[Stated goal]
Go through the entries and transcribe each one exactly, dropping the pictures.
********************
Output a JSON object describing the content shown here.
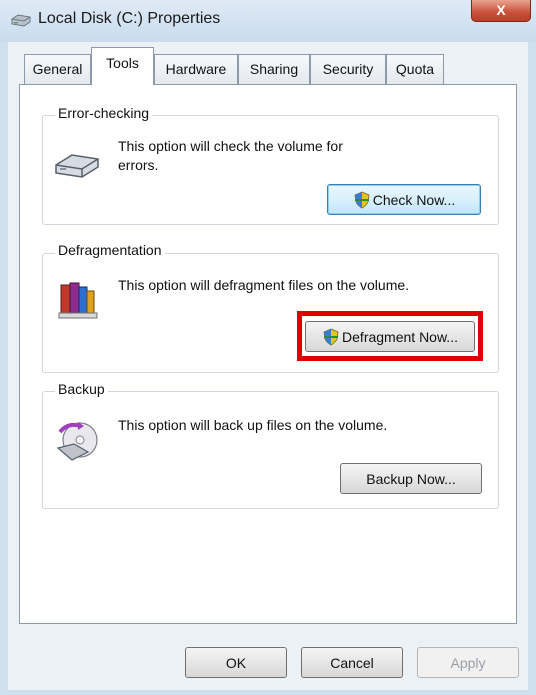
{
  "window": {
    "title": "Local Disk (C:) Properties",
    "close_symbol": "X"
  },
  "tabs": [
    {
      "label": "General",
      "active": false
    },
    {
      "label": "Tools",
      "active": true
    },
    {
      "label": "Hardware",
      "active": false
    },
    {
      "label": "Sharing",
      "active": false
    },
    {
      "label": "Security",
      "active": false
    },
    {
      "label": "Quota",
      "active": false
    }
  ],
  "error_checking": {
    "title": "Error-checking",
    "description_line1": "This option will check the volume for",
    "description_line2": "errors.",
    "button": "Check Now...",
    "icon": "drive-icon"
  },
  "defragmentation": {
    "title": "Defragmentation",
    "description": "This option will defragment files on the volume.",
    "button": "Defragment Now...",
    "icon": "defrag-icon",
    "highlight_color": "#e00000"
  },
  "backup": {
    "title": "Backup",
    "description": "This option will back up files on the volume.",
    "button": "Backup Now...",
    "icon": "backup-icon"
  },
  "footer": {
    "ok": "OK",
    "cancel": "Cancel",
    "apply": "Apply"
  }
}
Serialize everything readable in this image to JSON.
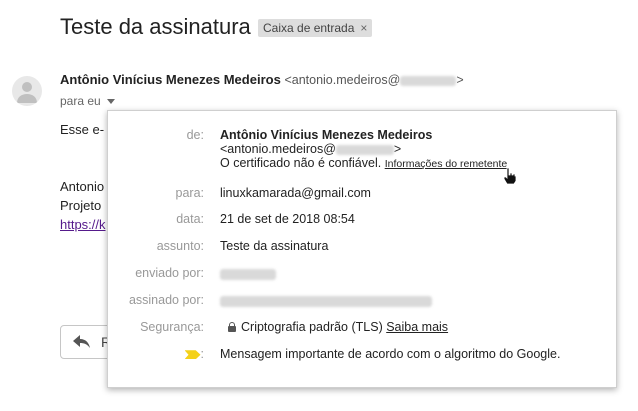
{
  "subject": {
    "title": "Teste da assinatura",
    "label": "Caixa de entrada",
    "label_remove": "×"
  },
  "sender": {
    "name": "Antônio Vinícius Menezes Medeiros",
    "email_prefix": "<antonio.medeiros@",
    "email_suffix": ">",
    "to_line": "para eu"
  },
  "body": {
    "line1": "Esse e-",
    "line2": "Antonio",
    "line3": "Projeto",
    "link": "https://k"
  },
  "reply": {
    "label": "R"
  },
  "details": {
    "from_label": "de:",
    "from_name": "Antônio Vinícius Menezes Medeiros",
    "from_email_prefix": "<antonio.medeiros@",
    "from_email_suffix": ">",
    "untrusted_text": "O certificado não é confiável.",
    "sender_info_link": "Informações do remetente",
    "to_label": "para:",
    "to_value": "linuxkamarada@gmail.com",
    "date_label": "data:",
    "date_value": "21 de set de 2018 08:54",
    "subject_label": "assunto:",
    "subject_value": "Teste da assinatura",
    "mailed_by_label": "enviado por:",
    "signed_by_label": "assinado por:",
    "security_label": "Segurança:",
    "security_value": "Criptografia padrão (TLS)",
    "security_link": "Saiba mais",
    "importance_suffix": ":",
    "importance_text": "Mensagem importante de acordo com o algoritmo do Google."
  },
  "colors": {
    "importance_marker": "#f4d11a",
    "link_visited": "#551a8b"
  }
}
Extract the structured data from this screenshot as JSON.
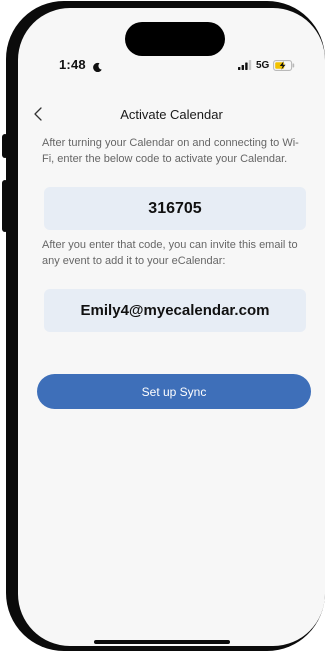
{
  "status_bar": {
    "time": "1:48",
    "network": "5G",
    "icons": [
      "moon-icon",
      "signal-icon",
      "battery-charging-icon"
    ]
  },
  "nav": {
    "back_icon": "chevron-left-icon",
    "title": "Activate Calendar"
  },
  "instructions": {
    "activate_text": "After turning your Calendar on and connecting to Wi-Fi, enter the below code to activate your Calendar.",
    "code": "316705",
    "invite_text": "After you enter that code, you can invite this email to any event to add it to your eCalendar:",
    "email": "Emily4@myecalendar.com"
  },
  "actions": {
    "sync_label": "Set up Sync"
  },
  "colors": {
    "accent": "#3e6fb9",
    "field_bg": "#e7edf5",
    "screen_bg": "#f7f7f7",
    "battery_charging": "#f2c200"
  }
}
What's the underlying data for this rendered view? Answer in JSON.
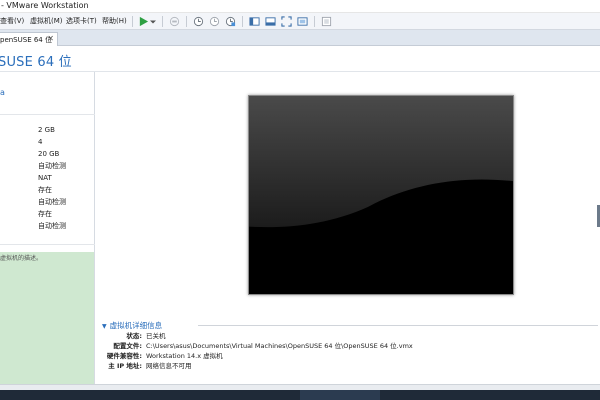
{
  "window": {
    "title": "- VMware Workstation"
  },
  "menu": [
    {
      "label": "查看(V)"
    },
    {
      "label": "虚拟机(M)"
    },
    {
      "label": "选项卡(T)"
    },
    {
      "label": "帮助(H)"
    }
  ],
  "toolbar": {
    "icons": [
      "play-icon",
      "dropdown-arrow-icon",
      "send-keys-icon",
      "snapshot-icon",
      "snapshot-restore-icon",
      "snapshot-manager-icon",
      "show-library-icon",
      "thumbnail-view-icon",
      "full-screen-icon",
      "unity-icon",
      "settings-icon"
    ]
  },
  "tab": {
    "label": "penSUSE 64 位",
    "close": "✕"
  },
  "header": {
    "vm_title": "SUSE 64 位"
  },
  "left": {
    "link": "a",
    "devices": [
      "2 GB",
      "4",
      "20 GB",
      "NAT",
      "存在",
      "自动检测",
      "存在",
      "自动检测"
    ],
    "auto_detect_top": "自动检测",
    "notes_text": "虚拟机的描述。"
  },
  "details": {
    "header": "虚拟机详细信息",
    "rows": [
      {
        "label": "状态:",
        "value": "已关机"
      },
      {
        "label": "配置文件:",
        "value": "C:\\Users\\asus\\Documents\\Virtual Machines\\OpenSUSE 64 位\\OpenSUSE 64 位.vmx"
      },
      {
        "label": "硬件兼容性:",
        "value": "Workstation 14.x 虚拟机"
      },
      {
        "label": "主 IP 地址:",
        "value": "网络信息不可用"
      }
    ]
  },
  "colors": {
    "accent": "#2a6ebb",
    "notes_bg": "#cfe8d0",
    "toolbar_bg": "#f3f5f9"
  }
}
********************
[Answer to this task]
Output a JSON object describing the content shown here.
{
  "window": {
    "title": "Local Disk (C:) Properties",
    "close_symbol": "X"
  },
  "tabs": [
    {
      "label": "General",
      "active": false
    },
    {
      "label": "Tools",
      "active": true
    },
    {
      "label": "Hardware",
      "active": false
    },
    {
      "label": "Sharing",
      "active": false
    },
    {
      "label": "Security",
      "active": false
    },
    {
      "label": "Quota",
      "active": false
    }
  ],
  "error_checking": {
    "title": "Error-checking",
    "description_line1": "This option will check the volume for",
    "description_line2": "errors.",
    "button": "Check Now...",
    "icon": "drive-icon"
  },
  "defragmentation": {
    "title": "Defragmentation",
    "description": "This option will defragment files on the volume.",
    "button": "Defragment Now...",
    "icon": "defrag-icon",
    "highlight_color": "#e00000"
  },
  "backup": {
    "title": "Backup",
    "description": "This option will back up files on the volume.",
    "button": "Backup Now...",
    "icon": "backup-icon"
  },
  "footer": {
    "ok": "OK",
    "cancel": "Cancel",
    "apply": "Apply"
  }
}
Serialize everything readable in this image to JSON.
{
  "subject": {
    "title": "Teste da assinatura",
    "label": "Caixa de entrada",
    "label_remove": "×"
  },
  "sender": {
    "name": "Antônio Vinícius Menezes Medeiros",
    "email_prefix": "<antonio.medeiros@",
    "email_suffix": ">",
    "to_line": "para eu"
  },
  "body": {
    "line1": "Esse e-",
    "line2": "Antonio",
    "line3": "Projeto",
    "link": "https://k"
  },
  "reply": {
    "label": "R"
  },
  "details": {
    "from_label": "de:",
    "from_name": "Antônio Vinícius Menezes Medeiros",
    "from_email_prefix": "<antonio.medeiros@",
    "from_email_suffix": ">",
    "untrusted_text": "O certificado não é confiável.",
    "sender_info_link": "Informações do remetente",
    "to_label": "para:",
    "to_value": "linuxkamarada@gmail.com",
    "date_label": "data:",
    "date_value": "21 de set de 2018 08:54",
    "subject_label": "assunto:",
    "subject_value": "Teste da assinatura",
    "mailed_by_label": "enviado por:",
    "signed_by_label": "assinado por:",
    "security_label": "Segurança:",
    "security_value": "Criptografia padrão (TLS)",
    "security_link": "Saiba mais",
    "importance_suffix": ":",
    "importance_text": "Mensagem importante de acordo com o algoritmo do Google."
  },
  "colors": {
    "importance_marker": "#f4d11a",
    "link_visited": "#551a8b"
  }
}
Extract the structured data from this screenshot as JSON.
{
  "status_bar": {
    "time": "1:48",
    "network": "5G",
    "icons": [
      "moon-icon",
      "signal-icon",
      "battery-charging-icon"
    ]
  },
  "nav": {
    "back_icon": "chevron-left-icon",
    "title": "Activate Calendar"
  },
  "instructions": {
    "activate_text": "After turning your Calendar on and connecting to Wi-Fi, enter the below code to activate your Calendar.",
    "code": "316705",
    "invite_text": "After you enter that code, you can invite this email to any event to add it to your eCalendar:",
    "email": "Emily4@myecalendar.com"
  },
  "actions": {
    "sync_label": "Set up Sync"
  },
  "colors": {
    "accent": "#3e6fb9",
    "field_bg": "#e7edf5",
    "screen_bg": "#f7f7f7",
    "battery_charging": "#f2c200"
  }
}
What's the underlying data for this rendered view? Answer in JSON.
{
  "window": {
    "title": "- VMware Workstation"
  },
  "menu": [
    {
      "label": "查看(V)"
    },
    {
      "label": "虚拟机(M)"
    },
    {
      "label": "选项卡(T)"
    },
    {
      "label": "帮助(H)"
    }
  ],
  "toolbar": {
    "icons": [
      "play-icon",
      "dropdown-arrow-icon",
      "send-keys-icon",
      "snapshot-icon",
      "snapshot-restore-icon",
      "snapshot-manager-icon",
      "show-library-icon",
      "thumbnail-view-icon",
      "full-screen-icon",
      "unity-icon",
      "settings-icon"
    ]
  },
  "tab": {
    "label": "penSUSE 64 位",
    "close": "✕"
  },
  "header": {
    "vm_title": "SUSE 64 位"
  },
  "left": {
    "link": "a",
    "devices": [
      "2 GB",
      "4",
      "20 GB",
      "NAT",
      "存在",
      "自动检测",
      "存在",
      "自动检测"
    ],
    "auto_detect_top": "自动检测",
    "notes_text": "虚拟机的描述。"
  },
  "details": {
    "header": "虚拟机详细信息",
    "rows": [
      {
        "label": "状态:",
        "value": "已关机"
      },
      {
        "label": "配置文件:",
        "value": "C:\\Users\\asus\\Documents\\Virtual Machines\\OpenSUSE 64 位\\OpenSUSE 64 位.vmx"
      },
      {
        "label": "硬件兼容性:",
        "value": "Workstation 14.x 虚拟机"
      },
      {
        "label": "主 IP 地址:",
        "value": "网络信息不可用"
      }
    ]
  },
  "colors": {
    "accent": "#2a6ebb",
    "notes_bg": "#cfe8d0",
    "toolbar_bg": "#f3f5f9"
  }
}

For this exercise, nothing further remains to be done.